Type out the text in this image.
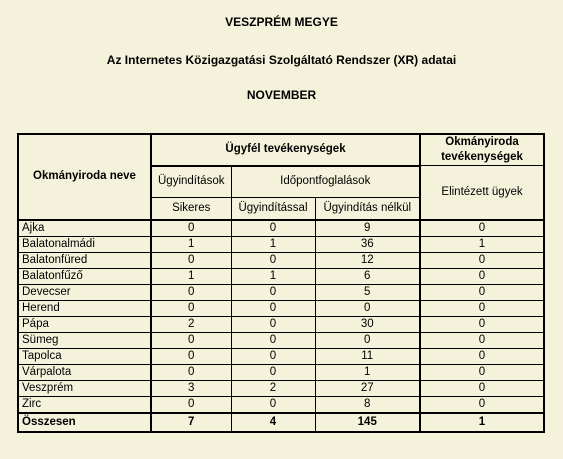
VESZPRÉM MEGYE
Az Internetes Közigazgatási Szolgáltató Rendszer (XR) adatai
NOVEMBER
Okmányiroda neve	Ügyfél tevékenységek			Okmányiroda tevékenységek
	Ügyindítások	Időpontfoglalások		Elintézett ügyek
	Sikeres	Ügyindítással	Ügyindítás nélkül	
Ajka	0	0	9	0
Balatonalmádi	1	1	36	1
Balatonfüred	0	0	12	0
Balatonfűző	1	1	6	0
Devecser	0	0	5	0
Herend	0	0	0	0
Pápa	2	0	30	0
Sümeg	0	0	0	0
Tapolca	0	0	11	0
Várpalota	0	0	1	0
Veszprém	3	2	27	0
Zirc	0	0	8	0
Összesen	7	4	145	1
########
The records above should be reproduced exactly, with no pictures included.

Type out the text in this image.
VESZPRÉM MEGYE
Az Internetes Közigazgatási Szolgáltató Rendszer (XR) adatai
NOVEMBER
Okmányiroda neve	Ügyfél tevékenységek			Okmányiroda tevékenységek
	Ügyindítások	Időpontfoglalások		Elintézett ügyek
	Sikeres	Ügyindítással	Ügyindítás nélkül	
Ajka	0	0	9	0
Balatonalmádi	1	1	36	1
Balatonfüred	0	0	12	0
Balatonfűző	1	1	6	0
Devecser	0	0	5	0
Herend	0	0	0	0
Pápa	2	0	30	0
Sümeg	0	0	0	0
Tapolca	0	0	11	0
Várpalota	0	0	1	0
Veszprém	3	2	27	0
Zirc	0	0	8	0
Összesen	7	4	145	1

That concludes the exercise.